Reproduce the material in full, unchanged.

::::

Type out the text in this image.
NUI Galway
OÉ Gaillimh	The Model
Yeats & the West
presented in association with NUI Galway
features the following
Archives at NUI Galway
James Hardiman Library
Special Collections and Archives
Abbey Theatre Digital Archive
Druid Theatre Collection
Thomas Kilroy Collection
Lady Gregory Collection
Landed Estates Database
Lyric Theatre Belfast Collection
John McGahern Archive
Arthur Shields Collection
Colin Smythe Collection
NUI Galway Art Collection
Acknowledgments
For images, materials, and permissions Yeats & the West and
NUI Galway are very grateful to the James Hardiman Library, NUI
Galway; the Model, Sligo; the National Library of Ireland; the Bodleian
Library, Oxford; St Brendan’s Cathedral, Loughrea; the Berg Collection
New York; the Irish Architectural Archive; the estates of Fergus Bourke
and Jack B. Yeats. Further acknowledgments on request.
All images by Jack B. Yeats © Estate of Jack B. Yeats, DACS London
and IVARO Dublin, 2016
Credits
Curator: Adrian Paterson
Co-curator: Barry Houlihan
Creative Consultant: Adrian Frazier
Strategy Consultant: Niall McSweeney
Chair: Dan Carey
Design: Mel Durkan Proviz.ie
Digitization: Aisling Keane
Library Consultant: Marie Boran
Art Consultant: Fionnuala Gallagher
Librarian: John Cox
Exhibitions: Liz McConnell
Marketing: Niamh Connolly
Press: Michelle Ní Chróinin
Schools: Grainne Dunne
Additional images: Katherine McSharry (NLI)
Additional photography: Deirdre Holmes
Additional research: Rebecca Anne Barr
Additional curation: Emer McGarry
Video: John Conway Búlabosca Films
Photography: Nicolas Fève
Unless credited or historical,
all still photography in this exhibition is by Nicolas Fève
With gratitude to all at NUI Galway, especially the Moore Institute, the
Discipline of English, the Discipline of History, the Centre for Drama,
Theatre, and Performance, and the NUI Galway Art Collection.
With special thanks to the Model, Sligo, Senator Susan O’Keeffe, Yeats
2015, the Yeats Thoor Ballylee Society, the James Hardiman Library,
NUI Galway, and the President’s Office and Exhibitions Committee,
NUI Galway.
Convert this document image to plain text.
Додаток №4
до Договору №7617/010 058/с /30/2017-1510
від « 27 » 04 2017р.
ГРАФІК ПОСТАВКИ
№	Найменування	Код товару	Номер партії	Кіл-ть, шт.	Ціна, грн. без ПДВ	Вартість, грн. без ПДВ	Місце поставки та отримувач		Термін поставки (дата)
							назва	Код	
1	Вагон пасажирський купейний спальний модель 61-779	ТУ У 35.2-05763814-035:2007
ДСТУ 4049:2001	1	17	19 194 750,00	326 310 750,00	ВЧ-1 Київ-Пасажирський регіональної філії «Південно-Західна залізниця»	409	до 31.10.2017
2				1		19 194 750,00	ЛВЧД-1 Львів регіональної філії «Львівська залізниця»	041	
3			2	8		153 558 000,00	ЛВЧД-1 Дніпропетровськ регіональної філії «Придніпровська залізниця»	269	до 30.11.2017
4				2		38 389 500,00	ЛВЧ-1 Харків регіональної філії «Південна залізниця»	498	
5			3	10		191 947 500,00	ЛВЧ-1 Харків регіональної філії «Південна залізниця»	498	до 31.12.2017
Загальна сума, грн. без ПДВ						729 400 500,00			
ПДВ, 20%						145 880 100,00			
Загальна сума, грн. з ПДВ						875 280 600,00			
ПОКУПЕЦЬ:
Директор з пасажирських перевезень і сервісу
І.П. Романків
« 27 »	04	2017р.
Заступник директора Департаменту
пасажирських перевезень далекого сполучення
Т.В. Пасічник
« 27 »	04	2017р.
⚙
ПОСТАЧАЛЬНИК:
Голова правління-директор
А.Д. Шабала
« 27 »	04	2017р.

::::

**Answer to the task:**
Type out the text in this image.
NUI Galway
OÉ Gaillimh	The Model
Yeats & the West
presented in association with NUI Galway
features the following
Archives at NUI Galway
James Hardiman Library
Special Collections and Archives
Abbey Theatre Digital Archive
Druid Theatre Collection
Thomas Kilroy Collection
Lady Gregory Collection
Landed Estates Database
Lyric Theatre Belfast Collection
John McGahern Archive
Arthur Shields Collection
Colin Smythe Collection
NUI Galway Art Collection
Acknowledgments
For images, materials, and permissions Yeats & the West and
NUI Galway are very grateful to the James Hardiman Library, NUI
Galway; the Model, Sligo; the National Library of Ireland; the Bodleian
Library, Oxford; St Brendan’s Cathedral, Loughrea; the Berg Collection
New York; the Irish Architectural Archive; the estates of Fergus Bourke
and Jack B. Yeats. Further acknowledgments on request.
All images by Jack B. Yeats © Estate of Jack B. Yeats, DACS London
and IVARO Dublin, 2016
Credits
Curator: Adrian Paterson
Co-curator: Barry Houlihan
Creative Consultant: Adrian Frazier
Strategy Consultant: Niall McSweeney
Chair: Dan Carey
Design: Mel Durkan Proviz.ie
Digitization: Aisling Keane
Library Consultant: Marie Boran
Art Consultant: Fionnuala Gallagher
Librarian: John Cox
Exhibitions: Liz McConnell
Marketing: Niamh Connolly
Press: Michelle Ní Chróinin
Schools: Grainne Dunne
Additional images: Katherine McSharry (NLI)
Additional photography: Deirdre Holmes
Additional research: Rebecca Anne Barr
Additional curation: Emer McGarry
Video: John Conway Búlabosca Films
Photography: Nicolas Fève
Unless credited or historical,
all still photography in this exhibition is by Nicolas Fève
With gratitude to all at NUI Galway, especially the Moore Institute, the
Discipline of English, the Discipline of History, the Centre for Drama,
Theatre, and Performance, and the NUI Galway Art Collection.
With special thanks to the Model, Sligo, Senator Susan O’Keeffe, Yeats
2015, the Yeats Thoor Ballylee Society, the James Hardiman Library,
NUI Galway, and the President’s Office and Exhibitions Committee,
NUI Galway.
Convert this document image to plain text.
Додаток №4
до Договору №7617/010 058/с /30/2017-1510
від « 27 » 04 2017р.
ГРАФІК ПОСТАВКИ
№	Найменування	Код товару	Номер партії	Кіл-ть, шт.	Ціна, грн. без ПДВ	Вартість, грн. без ПДВ	Місце поставки та отримувач		Термін поставки (дата)
							назва	Код	
1	Вагон пасажирський купейний спальний модель 61-779	ТУ У 35.2-05763814-035:2007
ДСТУ 4049:2001	1	17	19 194 750,00	326 310 750,00	ВЧ-1 Київ-Пасажирський регіональної філії «Південно-Західна залізниця»	409	до 31.10.2017
2				1		19 194 750,00	ЛВЧД-1 Львів регіональної філії «Львівська залізниця»	041	
3			2	8		153 558 000,00	ЛВЧД-1 Дніпропетровськ регіональної філії «Придніпровська залізниця»	269	до 30.11.2017
4				2		38 389 500,00	ЛВЧ-1 Харків регіональної філії «Південна залізниця»	498	
5			3	10		191 947 500,00	ЛВЧ-1 Харків регіональної філії «Південна залізниця»	498	до 31.12.2017
Загальна сума, грн. без ПДВ						729 400 500,00			
ПДВ, 20%						145 880 100,00			
Загальна сума, грн. з ПДВ						875 280 600,00			
ПОКУПЕЦЬ:
Директор з пасажирських перевезень і сервісу
І.П. Романків
« 27 »	04	2017р.
Заступник директора Департаменту
пасажирських перевезень далекого сполучення
Т.В. Пасічник
« 27 »	04	2017р.
⚙
ПОСТАЧАЛЬНИК:
Голова правління-директор
А.Д. Шабала
« 27 »	04	2017р.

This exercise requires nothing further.